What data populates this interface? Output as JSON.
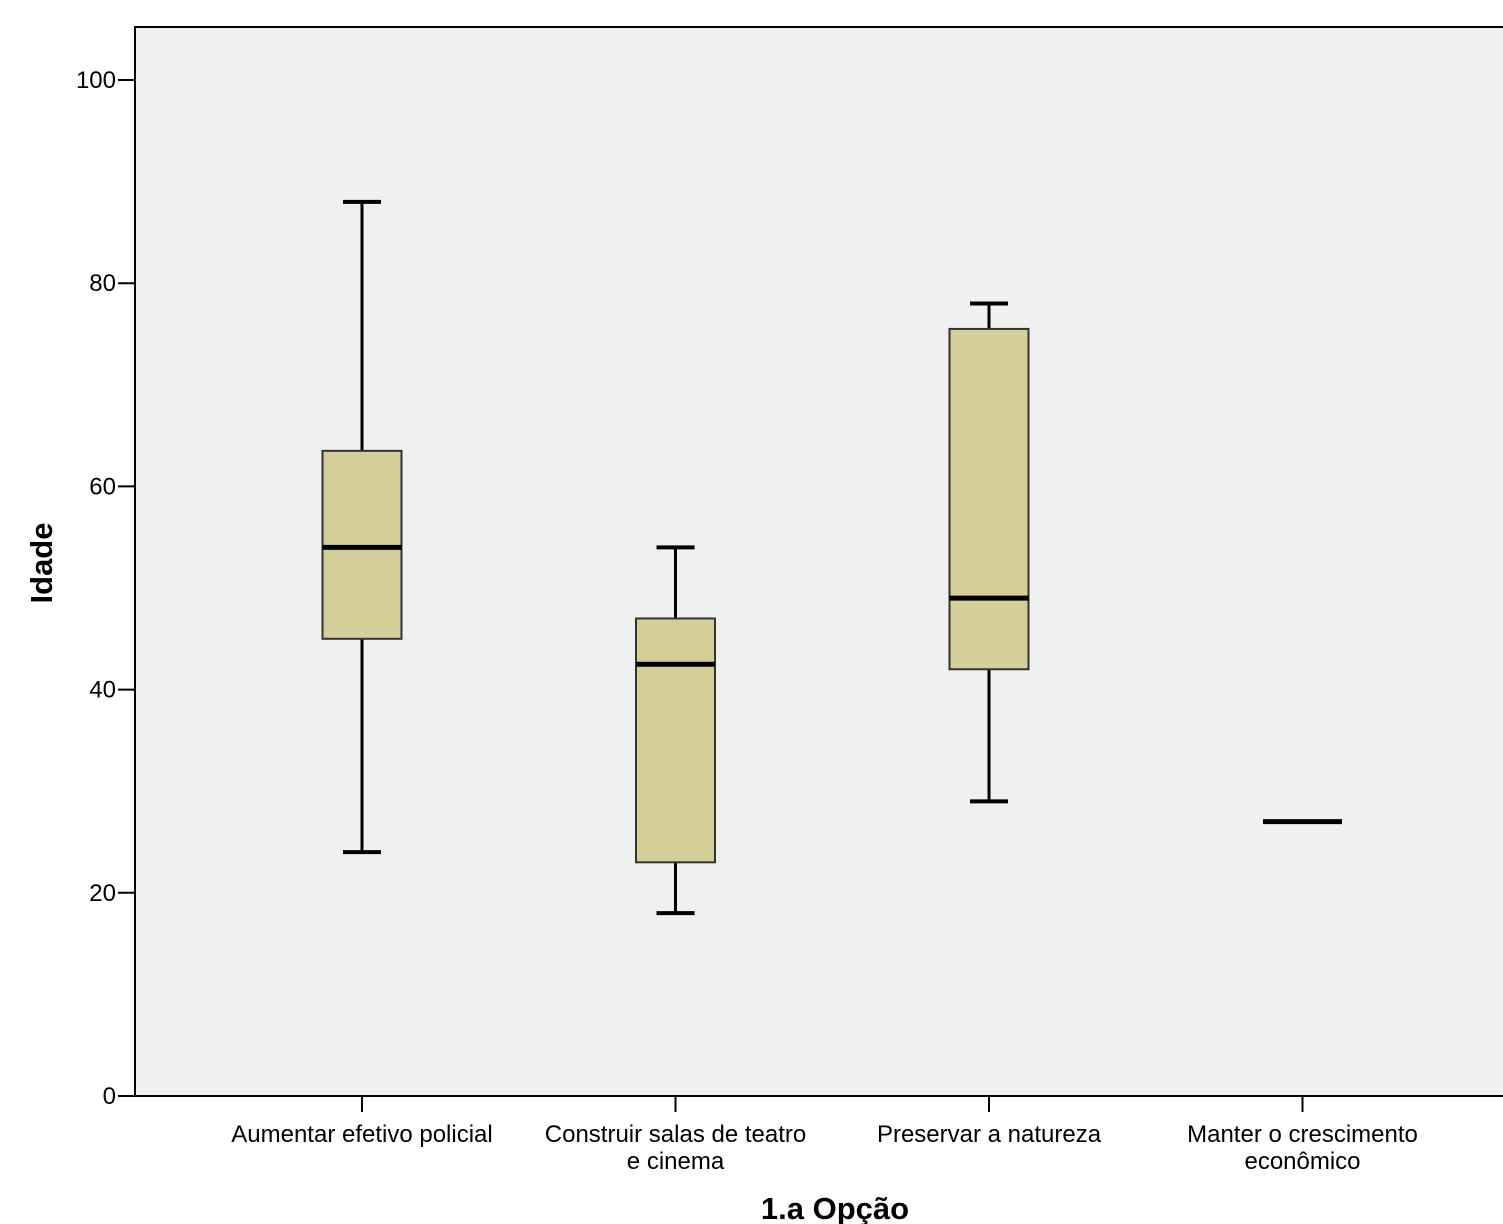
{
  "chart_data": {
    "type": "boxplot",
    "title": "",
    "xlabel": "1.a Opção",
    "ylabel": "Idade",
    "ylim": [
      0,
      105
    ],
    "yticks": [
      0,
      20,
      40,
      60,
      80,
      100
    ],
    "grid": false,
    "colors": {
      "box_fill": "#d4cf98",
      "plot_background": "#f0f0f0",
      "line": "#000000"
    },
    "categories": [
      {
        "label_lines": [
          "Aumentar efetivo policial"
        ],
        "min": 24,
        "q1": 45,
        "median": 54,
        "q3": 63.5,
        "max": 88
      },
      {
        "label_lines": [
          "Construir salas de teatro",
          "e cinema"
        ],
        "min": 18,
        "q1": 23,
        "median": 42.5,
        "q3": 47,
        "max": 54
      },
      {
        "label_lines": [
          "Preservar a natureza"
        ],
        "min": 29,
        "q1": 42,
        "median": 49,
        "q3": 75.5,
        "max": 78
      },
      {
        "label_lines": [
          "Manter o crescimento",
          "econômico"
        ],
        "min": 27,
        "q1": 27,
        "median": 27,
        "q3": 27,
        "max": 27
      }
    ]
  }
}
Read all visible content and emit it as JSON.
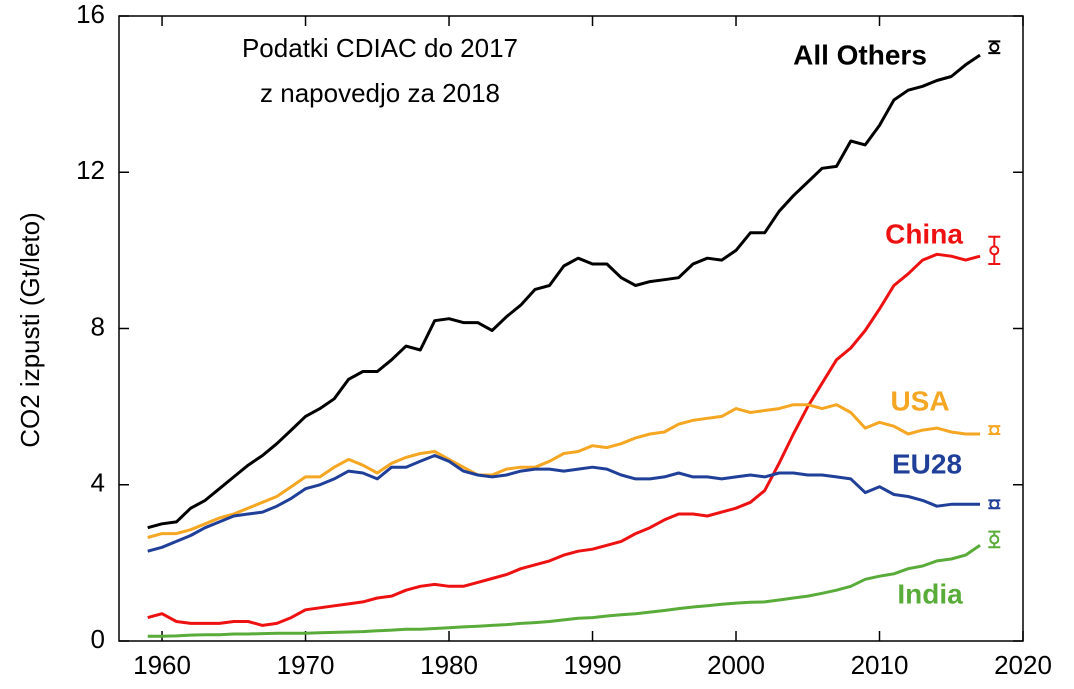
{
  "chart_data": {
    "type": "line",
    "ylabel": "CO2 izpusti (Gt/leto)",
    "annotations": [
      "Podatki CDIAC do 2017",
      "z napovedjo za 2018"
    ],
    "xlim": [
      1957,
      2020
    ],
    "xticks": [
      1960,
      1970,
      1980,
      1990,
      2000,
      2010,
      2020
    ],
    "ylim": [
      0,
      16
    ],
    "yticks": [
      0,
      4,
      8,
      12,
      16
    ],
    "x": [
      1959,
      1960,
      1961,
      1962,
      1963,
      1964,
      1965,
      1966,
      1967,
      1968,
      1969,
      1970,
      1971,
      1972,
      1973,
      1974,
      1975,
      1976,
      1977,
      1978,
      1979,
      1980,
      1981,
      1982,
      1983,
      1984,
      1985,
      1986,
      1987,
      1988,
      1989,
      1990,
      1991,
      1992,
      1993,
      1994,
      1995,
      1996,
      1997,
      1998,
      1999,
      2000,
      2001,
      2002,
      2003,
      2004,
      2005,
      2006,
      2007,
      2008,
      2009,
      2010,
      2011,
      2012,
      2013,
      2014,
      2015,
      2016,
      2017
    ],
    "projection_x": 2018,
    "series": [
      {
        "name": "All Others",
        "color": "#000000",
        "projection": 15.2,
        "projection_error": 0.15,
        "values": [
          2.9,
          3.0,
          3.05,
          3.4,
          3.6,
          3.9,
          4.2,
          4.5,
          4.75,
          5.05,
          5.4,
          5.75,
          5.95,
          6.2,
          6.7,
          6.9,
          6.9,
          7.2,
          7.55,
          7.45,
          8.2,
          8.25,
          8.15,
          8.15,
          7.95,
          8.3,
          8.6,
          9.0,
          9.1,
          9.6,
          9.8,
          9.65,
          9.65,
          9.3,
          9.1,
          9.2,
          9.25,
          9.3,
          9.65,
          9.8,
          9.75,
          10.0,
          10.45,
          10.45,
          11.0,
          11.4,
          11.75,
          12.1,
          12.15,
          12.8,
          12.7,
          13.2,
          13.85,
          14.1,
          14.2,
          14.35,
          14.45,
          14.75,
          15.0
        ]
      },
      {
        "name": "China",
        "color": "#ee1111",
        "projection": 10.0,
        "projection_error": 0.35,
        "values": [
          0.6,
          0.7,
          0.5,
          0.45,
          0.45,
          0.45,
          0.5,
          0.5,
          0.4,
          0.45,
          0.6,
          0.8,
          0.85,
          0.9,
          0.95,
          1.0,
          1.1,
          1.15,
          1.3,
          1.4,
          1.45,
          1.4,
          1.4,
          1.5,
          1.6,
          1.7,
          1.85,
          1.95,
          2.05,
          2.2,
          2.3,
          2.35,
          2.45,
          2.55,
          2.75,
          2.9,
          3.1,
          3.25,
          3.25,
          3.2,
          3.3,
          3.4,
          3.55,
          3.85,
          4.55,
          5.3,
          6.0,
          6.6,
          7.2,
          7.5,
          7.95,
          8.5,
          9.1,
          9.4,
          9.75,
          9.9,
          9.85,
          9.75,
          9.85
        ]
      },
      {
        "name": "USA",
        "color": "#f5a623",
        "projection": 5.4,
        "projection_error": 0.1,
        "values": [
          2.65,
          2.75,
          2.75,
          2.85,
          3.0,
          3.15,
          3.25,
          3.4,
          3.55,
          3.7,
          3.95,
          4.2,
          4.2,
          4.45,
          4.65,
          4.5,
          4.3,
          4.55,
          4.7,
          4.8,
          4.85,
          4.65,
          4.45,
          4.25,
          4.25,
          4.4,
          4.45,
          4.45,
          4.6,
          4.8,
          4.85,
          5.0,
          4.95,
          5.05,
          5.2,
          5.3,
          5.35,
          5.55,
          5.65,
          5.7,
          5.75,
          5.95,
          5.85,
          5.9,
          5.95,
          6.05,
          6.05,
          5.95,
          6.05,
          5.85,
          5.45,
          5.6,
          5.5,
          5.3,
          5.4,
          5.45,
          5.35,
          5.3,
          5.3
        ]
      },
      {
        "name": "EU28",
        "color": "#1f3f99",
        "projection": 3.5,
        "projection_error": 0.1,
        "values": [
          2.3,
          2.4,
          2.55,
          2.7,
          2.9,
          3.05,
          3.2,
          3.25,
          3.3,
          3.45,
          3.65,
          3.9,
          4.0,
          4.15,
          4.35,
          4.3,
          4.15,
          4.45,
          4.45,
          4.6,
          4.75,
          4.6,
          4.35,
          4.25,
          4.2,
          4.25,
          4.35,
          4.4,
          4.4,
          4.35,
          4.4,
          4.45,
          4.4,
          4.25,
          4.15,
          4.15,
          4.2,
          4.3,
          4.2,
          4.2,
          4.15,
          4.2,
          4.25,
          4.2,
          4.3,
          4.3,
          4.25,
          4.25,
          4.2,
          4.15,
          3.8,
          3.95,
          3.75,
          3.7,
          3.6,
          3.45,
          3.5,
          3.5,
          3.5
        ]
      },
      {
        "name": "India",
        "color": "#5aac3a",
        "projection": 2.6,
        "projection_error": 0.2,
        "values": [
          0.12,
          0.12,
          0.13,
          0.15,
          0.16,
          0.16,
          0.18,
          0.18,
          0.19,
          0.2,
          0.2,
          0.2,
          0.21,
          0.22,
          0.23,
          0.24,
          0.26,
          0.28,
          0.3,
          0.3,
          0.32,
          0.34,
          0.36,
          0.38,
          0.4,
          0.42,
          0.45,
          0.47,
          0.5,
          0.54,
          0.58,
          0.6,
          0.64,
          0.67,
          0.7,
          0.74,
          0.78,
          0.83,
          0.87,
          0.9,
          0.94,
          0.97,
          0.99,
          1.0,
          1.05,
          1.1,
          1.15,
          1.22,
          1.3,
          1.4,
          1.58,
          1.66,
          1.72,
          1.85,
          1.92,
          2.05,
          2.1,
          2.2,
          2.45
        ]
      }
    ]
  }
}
...
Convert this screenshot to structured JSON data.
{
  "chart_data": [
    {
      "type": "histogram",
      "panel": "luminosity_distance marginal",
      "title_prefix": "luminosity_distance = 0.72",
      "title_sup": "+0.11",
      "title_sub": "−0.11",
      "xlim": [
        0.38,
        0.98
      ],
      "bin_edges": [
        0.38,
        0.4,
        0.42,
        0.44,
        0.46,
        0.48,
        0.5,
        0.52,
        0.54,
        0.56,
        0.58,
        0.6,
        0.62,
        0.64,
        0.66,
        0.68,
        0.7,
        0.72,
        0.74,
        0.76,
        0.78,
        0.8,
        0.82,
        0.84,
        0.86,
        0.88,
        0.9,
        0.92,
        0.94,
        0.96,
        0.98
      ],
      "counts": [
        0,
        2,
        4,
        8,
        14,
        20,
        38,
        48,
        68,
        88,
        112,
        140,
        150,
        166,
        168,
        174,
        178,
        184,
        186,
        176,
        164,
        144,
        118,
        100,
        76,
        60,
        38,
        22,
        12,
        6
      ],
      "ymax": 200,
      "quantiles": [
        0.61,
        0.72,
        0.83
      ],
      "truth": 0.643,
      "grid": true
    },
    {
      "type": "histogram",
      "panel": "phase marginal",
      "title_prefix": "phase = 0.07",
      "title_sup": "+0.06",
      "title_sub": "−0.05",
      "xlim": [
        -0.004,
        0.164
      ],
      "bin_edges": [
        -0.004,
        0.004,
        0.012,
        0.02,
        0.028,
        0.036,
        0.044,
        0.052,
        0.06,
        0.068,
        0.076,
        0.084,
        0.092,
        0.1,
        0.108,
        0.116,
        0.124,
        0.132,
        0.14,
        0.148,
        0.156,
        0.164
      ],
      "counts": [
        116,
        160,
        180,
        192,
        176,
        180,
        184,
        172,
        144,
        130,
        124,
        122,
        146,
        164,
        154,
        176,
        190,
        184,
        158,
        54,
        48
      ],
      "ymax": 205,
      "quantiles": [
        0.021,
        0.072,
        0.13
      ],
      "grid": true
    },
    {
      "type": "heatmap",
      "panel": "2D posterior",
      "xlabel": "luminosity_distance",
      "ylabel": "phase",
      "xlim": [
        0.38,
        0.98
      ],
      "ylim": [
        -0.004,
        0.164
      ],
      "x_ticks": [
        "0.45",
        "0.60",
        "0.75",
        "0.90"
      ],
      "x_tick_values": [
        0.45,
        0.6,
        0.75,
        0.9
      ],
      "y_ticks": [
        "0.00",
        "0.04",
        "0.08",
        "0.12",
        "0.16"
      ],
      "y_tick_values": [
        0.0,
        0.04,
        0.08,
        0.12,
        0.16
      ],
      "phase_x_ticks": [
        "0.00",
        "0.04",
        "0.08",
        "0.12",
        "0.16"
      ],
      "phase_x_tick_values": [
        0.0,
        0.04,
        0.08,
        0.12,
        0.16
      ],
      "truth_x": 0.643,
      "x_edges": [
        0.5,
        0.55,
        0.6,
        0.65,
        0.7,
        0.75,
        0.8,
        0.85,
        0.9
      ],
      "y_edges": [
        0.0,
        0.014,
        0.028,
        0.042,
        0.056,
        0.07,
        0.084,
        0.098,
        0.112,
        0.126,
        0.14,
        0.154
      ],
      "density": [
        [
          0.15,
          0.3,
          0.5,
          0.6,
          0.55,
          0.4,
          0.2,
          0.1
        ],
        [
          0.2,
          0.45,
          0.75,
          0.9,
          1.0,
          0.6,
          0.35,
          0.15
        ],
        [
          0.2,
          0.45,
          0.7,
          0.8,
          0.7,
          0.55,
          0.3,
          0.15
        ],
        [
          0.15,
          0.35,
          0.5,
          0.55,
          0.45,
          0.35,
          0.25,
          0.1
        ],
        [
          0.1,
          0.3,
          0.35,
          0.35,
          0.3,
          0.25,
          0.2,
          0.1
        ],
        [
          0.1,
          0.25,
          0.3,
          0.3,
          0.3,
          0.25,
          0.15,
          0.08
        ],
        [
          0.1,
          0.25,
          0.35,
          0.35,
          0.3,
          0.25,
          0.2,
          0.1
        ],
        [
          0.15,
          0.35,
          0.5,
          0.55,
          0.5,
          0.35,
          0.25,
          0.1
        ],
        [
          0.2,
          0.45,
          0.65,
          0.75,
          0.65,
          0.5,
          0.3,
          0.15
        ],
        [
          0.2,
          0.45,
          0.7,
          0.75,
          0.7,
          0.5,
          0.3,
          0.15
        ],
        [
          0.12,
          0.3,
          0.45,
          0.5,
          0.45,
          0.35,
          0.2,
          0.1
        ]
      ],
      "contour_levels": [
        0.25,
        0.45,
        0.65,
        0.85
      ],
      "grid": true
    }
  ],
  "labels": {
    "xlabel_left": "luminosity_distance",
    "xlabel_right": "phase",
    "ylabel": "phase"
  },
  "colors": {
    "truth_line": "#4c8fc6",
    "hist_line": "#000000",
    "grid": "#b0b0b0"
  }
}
==
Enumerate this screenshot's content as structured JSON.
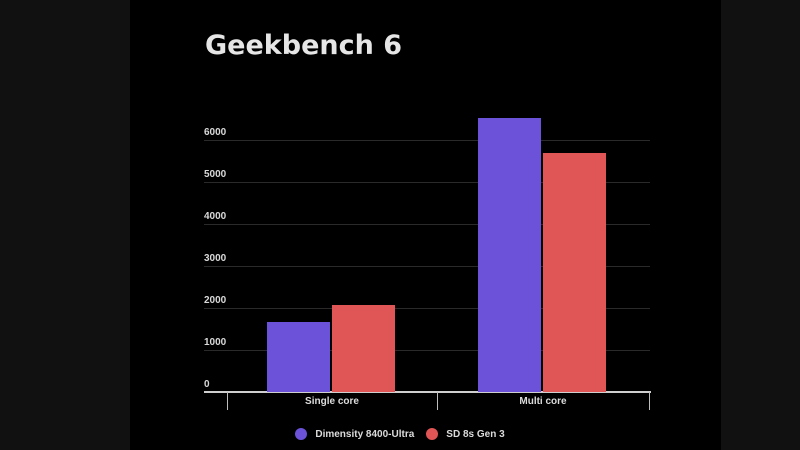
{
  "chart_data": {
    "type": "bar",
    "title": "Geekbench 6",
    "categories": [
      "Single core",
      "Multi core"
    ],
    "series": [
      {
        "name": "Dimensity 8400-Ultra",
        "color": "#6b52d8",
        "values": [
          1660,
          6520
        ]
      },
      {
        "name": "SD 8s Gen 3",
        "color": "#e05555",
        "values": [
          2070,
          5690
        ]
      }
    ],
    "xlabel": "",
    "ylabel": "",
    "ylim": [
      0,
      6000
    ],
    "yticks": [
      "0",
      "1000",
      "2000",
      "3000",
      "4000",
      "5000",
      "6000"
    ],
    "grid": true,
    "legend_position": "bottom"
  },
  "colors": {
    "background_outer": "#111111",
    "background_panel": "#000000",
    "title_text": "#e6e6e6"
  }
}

→ **WHAT THE EXERCISE ASKS**
Gather up every line in the data above that contains the word "content", copying each one.

→ **WRITTEN ANSWER**
Read all visible content and emit it as JSON.
Enumerate this screenshot's content as structured JSON.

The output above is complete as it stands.